→ STATED PROBLEM
Omit every picture and return the rest of the data unaltered.

-- begin --

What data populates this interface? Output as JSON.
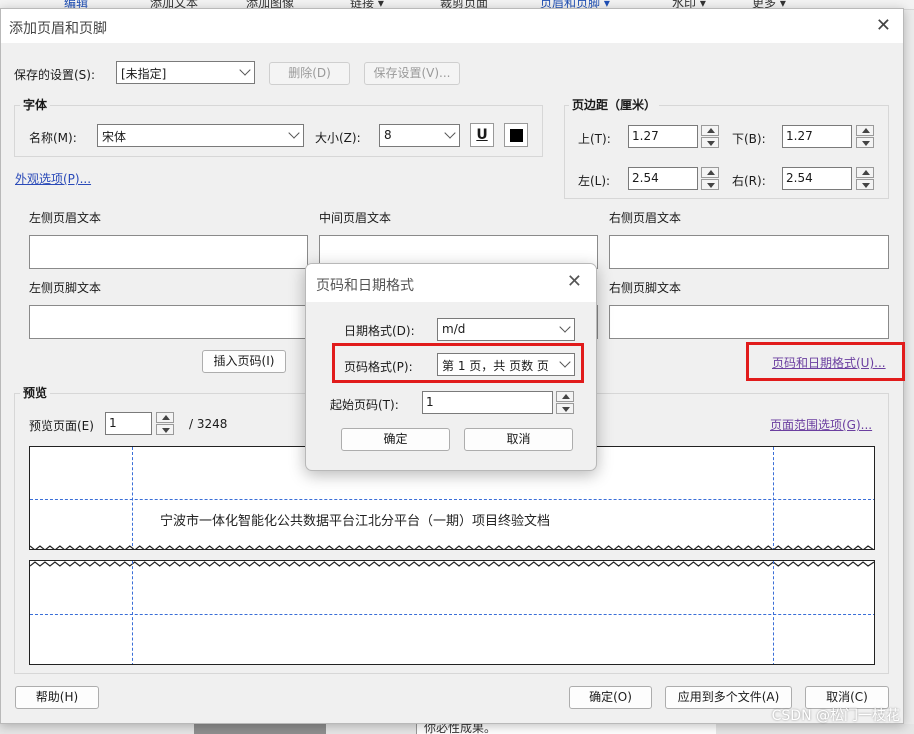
{
  "background_app": {
    "toolbar": [
      {
        "label": "编辑",
        "highlight": true
      },
      {
        "label": "添加文本",
        "highlight": false
      },
      {
        "label": "添加图像",
        "highlight": false
      },
      {
        "label": "链接 ▾",
        "highlight": false
      },
      {
        "label": "裁剪页面",
        "highlight": false
      },
      {
        "label": "页眉和页脚 ▾",
        "highlight": true
      },
      {
        "label": "水印 ▾",
        "highlight": false
      },
      {
        "label": "更多 ▾",
        "highlight": false
      }
    ],
    "document_text": "你必性成果。"
  },
  "dialog": {
    "title": "添加页眉和页脚",
    "close_glyph": "✕",
    "saved_settings": {
      "label": "保存的设置(S):",
      "value": "[未指定]",
      "delete_label": "删除(D)",
      "save_label": "保存设置(V)..."
    },
    "font": {
      "group_title": "字体",
      "name_label": "名称(M):",
      "name_value": "宋体",
      "size_label": "大小(Z):",
      "size_value": "8",
      "underline_glyph": "U",
      "color": "#000000"
    },
    "appearance_link": "外观选项(P)...",
    "margins": {
      "group_title": "页边距（厘米）",
      "top_label": "上(T):",
      "top_value": "1.27",
      "bottom_label": "下(B):",
      "bottom_value": "1.27",
      "left_label": "左(L):",
      "left_value": "2.54",
      "right_label": "右(R):",
      "right_value": "2.54"
    },
    "header_labels": {
      "left": "左侧页眉文本",
      "center": "中间页眉文本",
      "right": "右侧页眉文本"
    },
    "footer_labels": {
      "left": "左侧页脚文本",
      "right": "右侧页脚文本"
    },
    "insert_page_number": "插入页码(I)",
    "page_date_format_link": "页码和日期格式(U)...",
    "preview": {
      "group_title": "预览",
      "page_label": "预览页面(E)",
      "page_value": "1",
      "total": "/ 3248",
      "page_range_link": "页面范围选项(G)...",
      "header_text": "宁波市一体化智能化公共数据平台江北分平台（一期）项目终验文档"
    },
    "buttons": {
      "help": "帮助(H)",
      "ok": "确定(O)",
      "apply_multiple": "应用到多个文件(A)",
      "cancel": "取消(C)"
    }
  },
  "modal": {
    "title": "页码和日期格式",
    "close_glyph": "✕",
    "date_format_label": "日期格式(D):",
    "date_format_value": "m/d",
    "page_format_label": "页码格式(P):",
    "page_format_value": "第 1 页，共 页数 页",
    "start_page_label": "起始页码(T):",
    "start_page_value": "1",
    "ok": "确定",
    "cancel": "取消"
  },
  "highlight_color": "#e11b1b",
  "watermark": "CSDN @松门一枝花"
}
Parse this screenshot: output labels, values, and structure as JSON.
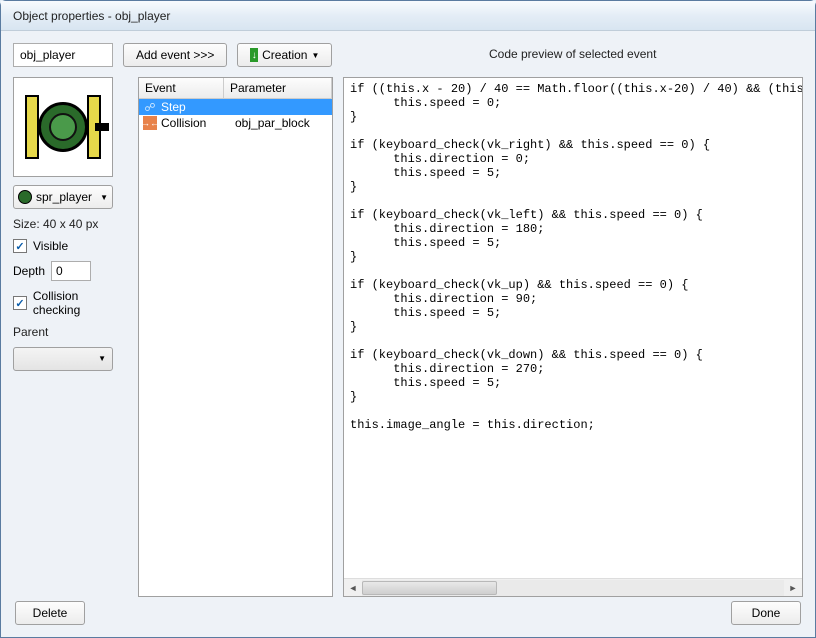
{
  "window": {
    "title": "Object properties - obj_player"
  },
  "object_name": "obj_player",
  "toolbar": {
    "add_event_label": "Add event >>>",
    "creation_label": "Creation"
  },
  "preview_header": "Code preview of selected event",
  "sprite": {
    "name": "spr_player",
    "size_label": "Size: 40 x 40 px"
  },
  "properties": {
    "visible_label": "Visible",
    "visible_checked": true,
    "depth_label": "Depth",
    "depth_value": "0",
    "collision_label": "Collision checking",
    "collision_checked": true,
    "parent_label": "Parent",
    "parent_value": ""
  },
  "events": {
    "header_event": "Event",
    "header_param": "Parameter",
    "items": [
      {
        "icon": "step-icon",
        "name": "Step",
        "param": "",
        "selected": true
      },
      {
        "icon": "collision-icon",
        "name": "Collision",
        "param": "obj_par_block",
        "selected": false
      }
    ]
  },
  "code": "if ((this.x - 20) / 40 == Math.floor((this.x-20) / 40) && (this.y\n      this.speed = 0;\n}\n\nif (keyboard_check(vk_right) && this.speed == 0) {\n      this.direction = 0;\n      this.speed = 5;\n}\n\nif (keyboard_check(vk_left) && this.speed == 0) {\n      this.direction = 180;\n      this.speed = 5;\n}\n\nif (keyboard_check(vk_up) && this.speed == 0) {\n      this.direction = 90;\n      this.speed = 5;\n}\n\nif (keyboard_check(vk_down) && this.speed == 0) {\n      this.direction = 270;\n      this.speed = 5;\n}\n\nthis.image_angle = this.direction;",
  "buttons": {
    "delete": "Delete",
    "done": "Done"
  }
}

-- end --

→ RESPONSE
What data populates this interface? Output as JSON.
{
  "background_app": {
    "toolbar": [
      {
        "label": "编辑",
        "highlight": true
      },
      {
        "label": "添加文本",
        "highlight": false
      },
      {
        "label": "添加图像",
        "highlight": false
      },
      {
        "label": "链接 ▾",
        "highlight": false
      },
      {
        "label": "裁剪页面",
        "highlight": false
      },
      {
        "label": "页眉和页脚 ▾",
        "highlight": true
      },
      {
        "label": "水印 ▾",
        "highlight": false
      },
      {
        "label": "更多 ▾",
        "highlight": false
      }
    ],
    "document_text": "你必性成果。"
  },
  "dialog": {
    "title": "添加页眉和页脚",
    "close_glyph": "✕",
    "saved_settings": {
      "label": "保存的设置(S):",
      "value": "[未指定]",
      "delete_label": "删除(D)",
      "save_label": "保存设置(V)..."
    },
    "font": {
      "group_title": "字体",
      "name_label": "名称(M):",
      "name_value": "宋体",
      "size_label": "大小(Z):",
      "size_value": "8",
      "underline_glyph": "U",
      "color": "#000000"
    },
    "appearance_link": "外观选项(P)...",
    "margins": {
      "group_title": "页边距（厘米）",
      "top_label": "上(T):",
      "top_value": "1.27",
      "bottom_label": "下(B):",
      "bottom_value": "1.27",
      "left_label": "左(L):",
      "left_value": "2.54",
      "right_label": "右(R):",
      "right_value": "2.54"
    },
    "header_labels": {
      "left": "左侧页眉文本",
      "center": "中间页眉文本",
      "right": "右侧页眉文本"
    },
    "footer_labels": {
      "left": "左侧页脚文本",
      "right": "右侧页脚文本"
    },
    "insert_page_number": "插入页码(I)",
    "page_date_format_link": "页码和日期格式(U)...",
    "preview": {
      "group_title": "预览",
      "page_label": "预览页面(E)",
      "page_value": "1",
      "total": "/ 3248",
      "page_range_link": "页面范围选项(G)...",
      "header_text": "宁波市一体化智能化公共数据平台江北分平台（一期）项目终验文档"
    },
    "buttons": {
      "help": "帮助(H)",
      "ok": "确定(O)",
      "apply_multiple": "应用到多个文件(A)",
      "cancel": "取消(C)"
    }
  },
  "modal": {
    "title": "页码和日期格式",
    "close_glyph": "✕",
    "date_format_label": "日期格式(D):",
    "date_format_value": "m/d",
    "page_format_label": "页码格式(P):",
    "page_format_value": "第 1 页，共 页数 页",
    "start_page_label": "起始页码(T):",
    "start_page_value": "1",
    "ok": "确定",
    "cancel": "取消"
  },
  "highlight_color": "#e11b1b",
  "watermark": "CSDN @松门一枝花"
}
Parse this screenshot: output labels, values, and structure as JSON.
{
  "window": {
    "title": "Object properties - obj_player"
  },
  "object_name": "obj_player",
  "toolbar": {
    "add_event_label": "Add event >>>",
    "creation_label": "Creation"
  },
  "preview_header": "Code preview of selected event",
  "sprite": {
    "name": "spr_player",
    "size_label": "Size: 40 x 40 px"
  },
  "properties": {
    "visible_label": "Visible",
    "visible_checked": true,
    "depth_label": "Depth",
    "depth_value": "0",
    "collision_label": "Collision checking",
    "collision_checked": true,
    "parent_label": "Parent",
    "parent_value": ""
  },
  "events": {
    "header_event": "Event",
    "header_param": "Parameter",
    "items": [
      {
        "icon": "step-icon",
        "name": "Step",
        "param": "",
        "selected": true
      },
      {
        "icon": "collision-icon",
        "name": "Collision",
        "param": "obj_par_block",
        "selected": false
      }
    ]
  },
  "code": "if ((this.x - 20) / 40 == Math.floor((this.x-20) / 40) && (this.y\n      this.speed = 0;\n}\n\nif (keyboard_check(vk_right) && this.speed == 0) {\n      this.direction = 0;\n      this.speed = 5;\n}\n\nif (keyboard_check(vk_left) && this.speed == 0) {\n      this.direction = 180;\n      this.speed = 5;\n}\n\nif (keyboard_check(vk_up) && this.speed == 0) {\n      this.direction = 90;\n      this.speed = 5;\n}\n\nif (keyboard_check(vk_down) && this.speed == 0) {\n      this.direction = 270;\n      this.speed = 5;\n}\n\nthis.image_angle = this.direction;",
  "buttons": {
    "delete": "Delete",
    "done": "Done"
  }
}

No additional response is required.